201309345/3/R2.
Datum uitspraak: 6 mei 2014
AFDELING
BESTUURSRECHTSPRAAK
Uitspraak van de voorzitter van de Afdeling bestuursrechtspraak van de Raad van State op een verzoek om het treffen van een voorlopige voorziening (artikel 8:81 van de Algemene wet bestuursrecht) in het geding tussen onder meer:
[verzoeker], wonend te IJsselstein,
en
de raad van de gemeente IJsselstein,
verweerder.
Procesverloop
Bij besluit van 4 juli 2013 heeft de raad het bestemmingsplan "Landelijk gebied noord en zuid" vastgesteld.
Tegen dit besluit heeft onder meer [verzoeker] beroep ingesteld.
[verzoeker] heeft de voorzitter verzocht een voorlopige voorziening te treffen.
[partij] heeft een nader stuk ingediend.
De voorzitter heeft het verzoek ter zitting behandeld op 25 april 2014, waar [verzoeker] en de raad, vertegenwoordigd door N.E.C. Versteegh, werkzaam bij de gemeente, zijn verschenen. Voorts is [partij] ter zitting als partij gehoord.

^^^^

**Opdrachtvereisten**:
Wil je uit de uitspraak over het bestemmingsplan het stuk van "Tegen dit besluit" tot en met "als partij gehoord." woord voor woord overschrijven? Het materiaal hierna komt uit een andere bron.

**Gegevensdeel**:
^^^^

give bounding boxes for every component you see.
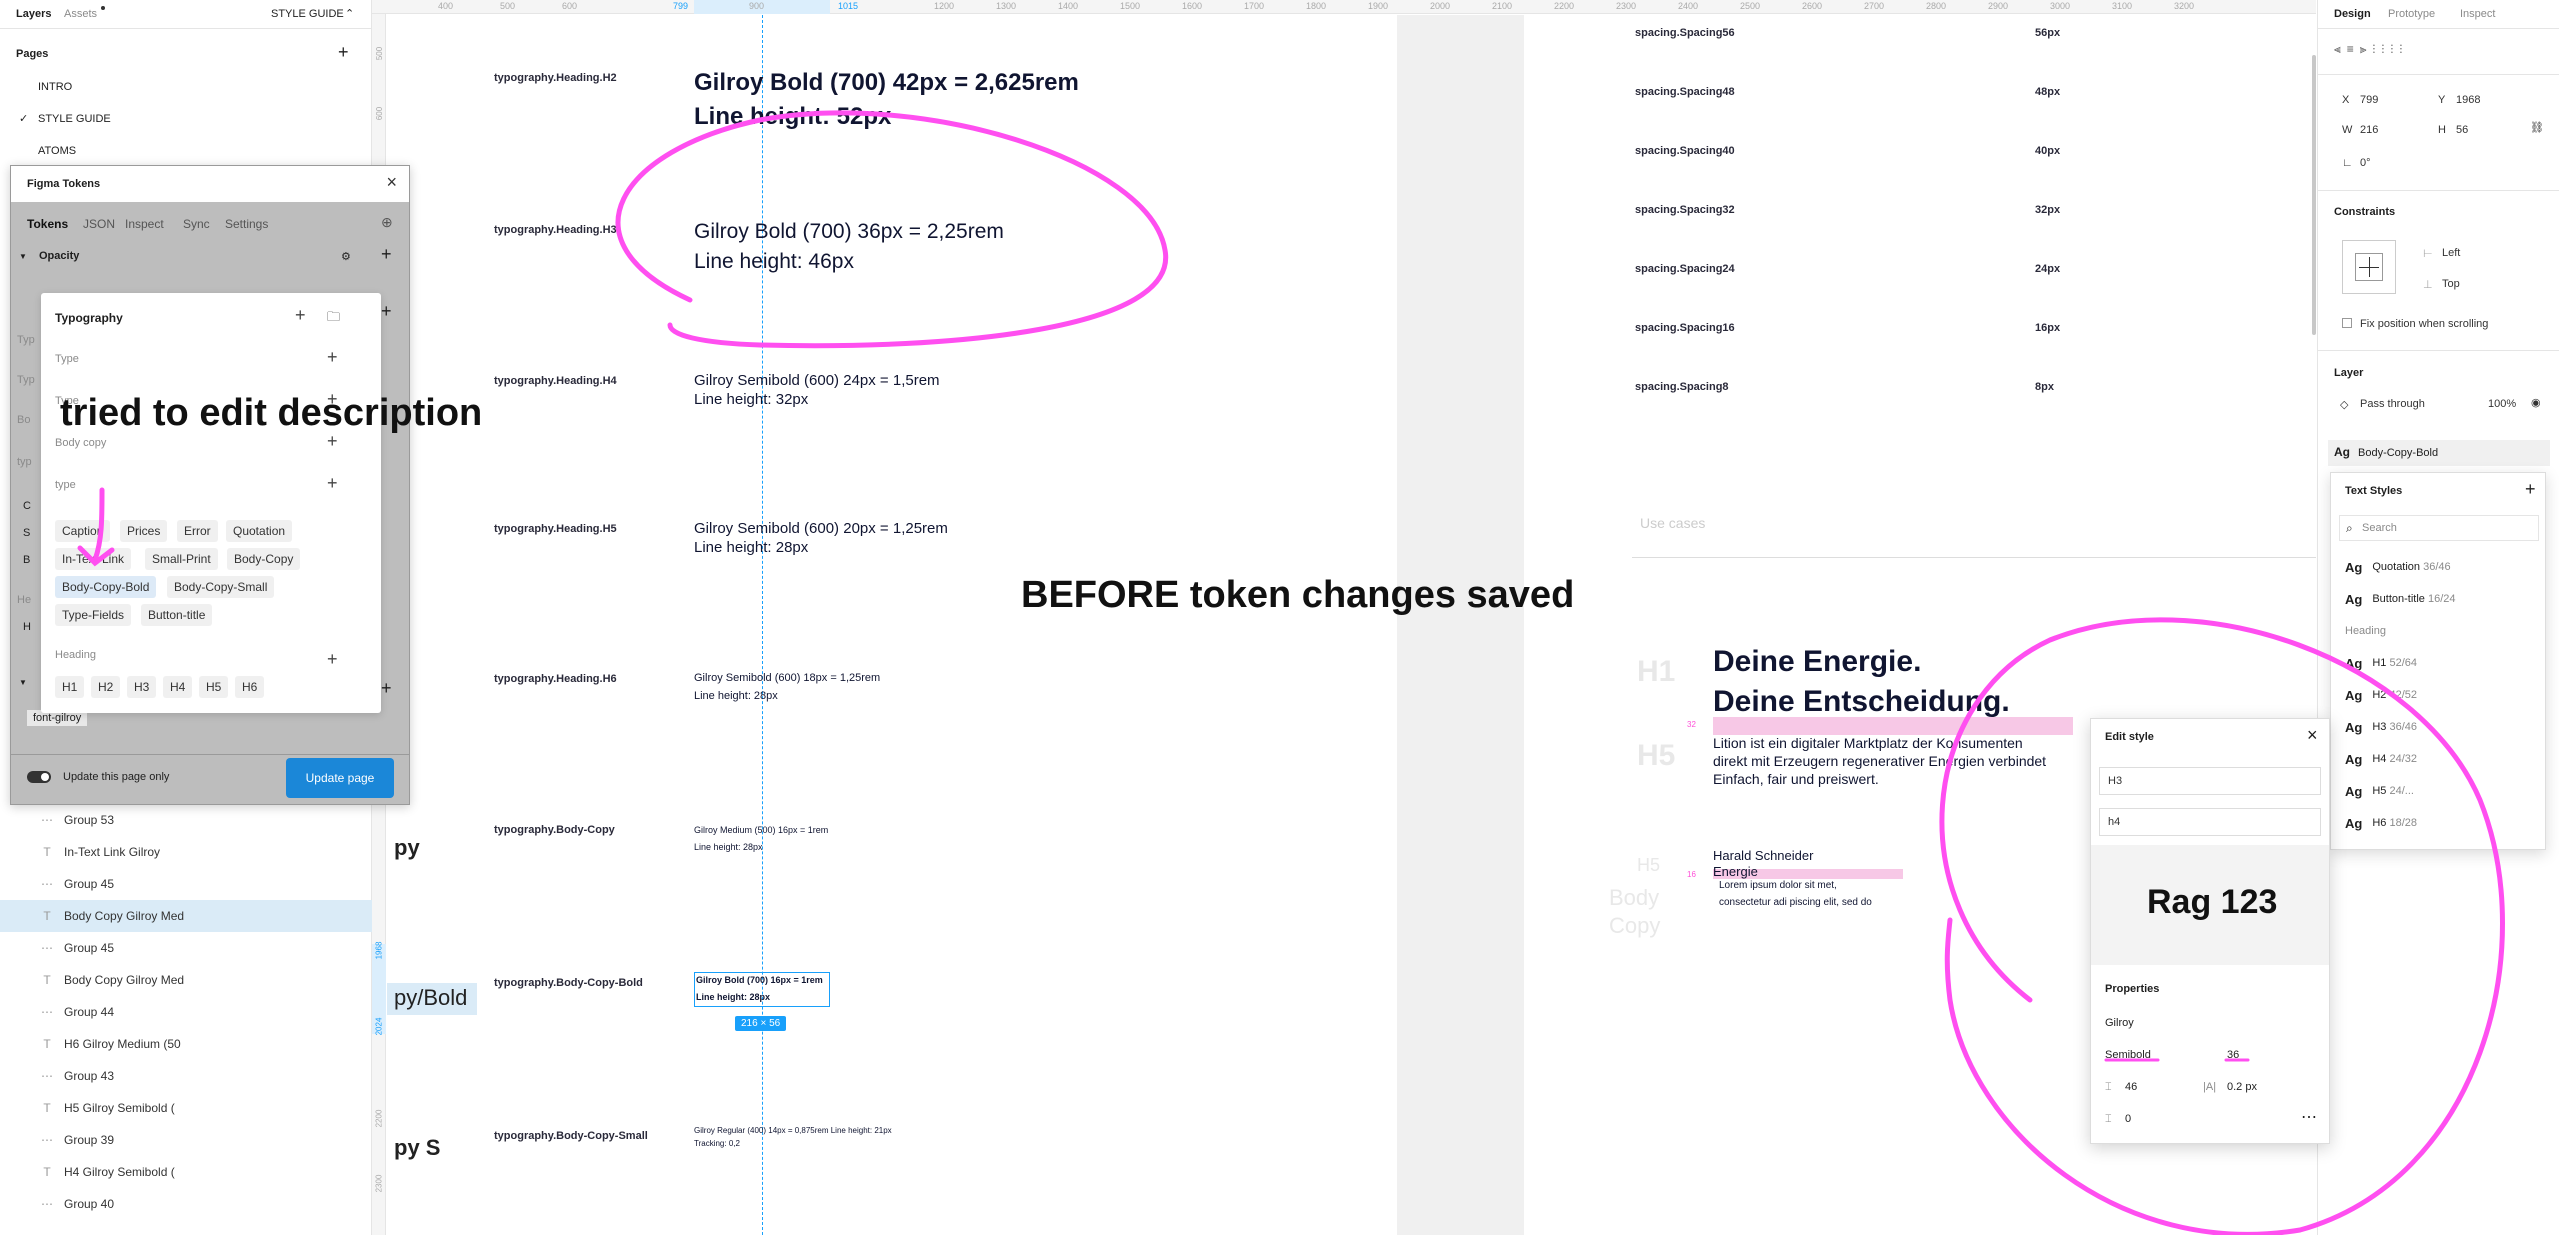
- annotation-arrow: [77, 487, 115, 567]
- annotation-circle: [1939, 617, 2505, 1235]
- annotation-circle: [615, 110, 1169, 349]
- annotation-overlay: [77, 110, 2505, 1235]
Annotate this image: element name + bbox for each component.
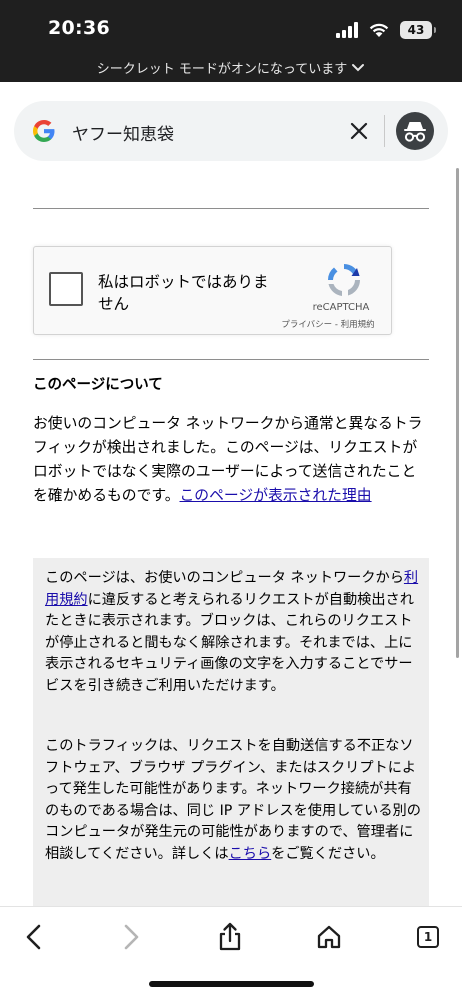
scrollbar[interactable] (456, 168, 459, 658)
home-button[interactable] (311, 919, 347, 955)
divider (384, 115, 385, 147)
recaptcha-logo-icon (328, 264, 360, 296)
status-bar: 20:36 43 シークレット モードがオンになっています (0, 0, 462, 82)
wifi-icon (369, 23, 389, 37)
status-icons: 43 (336, 19, 436, 41)
about-paragraph: お使いのコンピュータ ネットワークから通常と異なるトラフィックが検出されました。… (33, 412, 431, 508)
chevron-left-icon (26, 924, 41, 950)
share-icon (219, 922, 241, 951)
back-button[interactable] (16, 919, 52, 955)
tab-count: 1 (417, 926, 439, 948)
tab-switcher-button[interactable]: 1 (410, 919, 446, 955)
forward-button[interactable] (113, 919, 149, 955)
recaptcha-links[interactable]: プライバシー - 利用規約 (268, 318, 388, 330)
recaptcha-brand: reCAPTCHA (312, 302, 370, 313)
info-box: このページは、お使いのコンピュータ ネットワークから利用規約に違反すると考えられ… (33, 558, 429, 908)
details-link[interactable]: こちら (229, 846, 272, 862)
search-query[interactable]: ヤフー知恵袋 (72, 120, 174, 145)
chevron-down-icon (352, 63, 365, 71)
incognito-banner[interactable]: シークレット モードがオンになっています (0, 58, 462, 77)
reason-link[interactable]: このページが表示された理由 (180, 487, 372, 504)
google-logo-icon (33, 120, 55, 142)
chevron-right-icon (124, 924, 139, 950)
info-p1-after: に違反すると考えられるリクエストが自動検出されたときに表示されます。ブロックは、… (45, 591, 414, 694)
battery-icon: 43 (400, 21, 436, 39)
close-icon[interactable] (346, 118, 372, 144)
divider-middle (33, 359, 429, 360)
info-p1-before: このページは、お使いのコンピュータ ネットワークから (45, 570, 404, 586)
recaptcha-checkbox[interactable] (49, 272, 83, 306)
info-p2-before: このトラフィックは、リクエストを自動送信する不正なソフトウェア、ブラウザ プラグ… (45, 738, 421, 862)
incognito-banner-label: シークレット モードがオンになっています (96, 62, 348, 77)
recaptcha-widget: 私はロボットではありません reCAPTCHA プライバシー - 利用規約 (33, 246, 392, 335)
status-time: 20:36 (48, 17, 110, 39)
address-bar[interactable]: ヤフー知恵袋 (14, 101, 448, 161)
home-icon (317, 925, 341, 949)
share-button[interactable] (212, 919, 248, 955)
incognito-icon[interactable] (396, 112, 434, 150)
recaptcha-label: 私はロボットではありません (98, 273, 269, 313)
cellular-signal-icon (336, 22, 358, 38)
info-paragraph-2: このトラフィックは、リクエストを自動送信する不正なソフトウェア、ブラウザ プラグ… (45, 736, 421, 865)
info-paragraph-1: このページは、お使いのコンピュータ ネットワークから利用規約に違反すると考えられ… (45, 568, 421, 697)
section-title: このページについて (33, 377, 163, 393)
home-indicator[interactable] (149, 981, 314, 987)
divider-top (33, 208, 429, 209)
info-p2-after: をご覧ください。 (271, 845, 385, 862)
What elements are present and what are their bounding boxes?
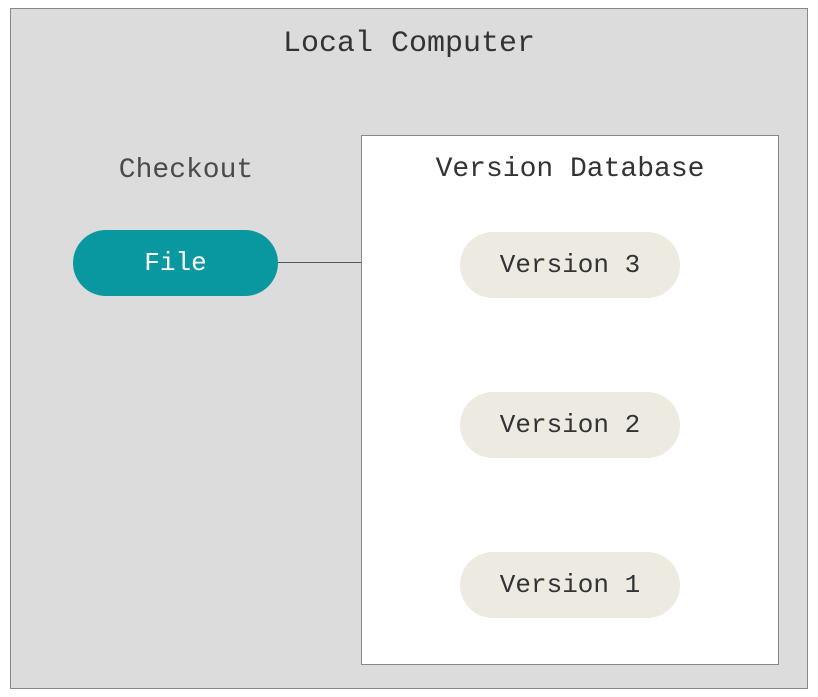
version-1-label: Version 1	[500, 570, 640, 600]
version-2-node: Version 2	[460, 392, 680, 458]
local-computer-container: Local Computer Checkout File Version Dat…	[10, 8, 808, 689]
version-3-label: Version 3	[500, 250, 640, 280]
diagram-title: Local Computer	[11, 27, 807, 61]
version-database-title: Version Database	[362, 154, 778, 185]
checkout-label: Checkout	[86, 155, 286, 186]
version-database-container: Version Database Version 3 Version 2 Ver…	[361, 135, 779, 665]
file-node-label: File	[144, 248, 206, 278]
version-3-node: Version 3	[460, 232, 680, 298]
version-1-node: Version 1	[460, 552, 680, 618]
version-2-label: Version 2	[500, 410, 640, 440]
file-node: File	[73, 230, 278, 296]
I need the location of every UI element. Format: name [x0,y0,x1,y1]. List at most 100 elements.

^^^^

**Uitgewerkte opgave**:
Tegen dit besluit heeft onder meer [verzoeker] beroep ingesteld.
[verzoeker] heeft de voorzitter verzocht een voorlopige voorziening te treffen.
[partij] heeft een nader stuk ingediend.
De voorzitter heeft het verzoek ter zitting behandeld op 25 april 2014, waar [verzoeker] en de raad, vertegenwoordigd door N.E.C. Versteegh, werkzaam bij de gemeente, zijn verschenen. Voorts is [partij] ter zitting als partij gehoord.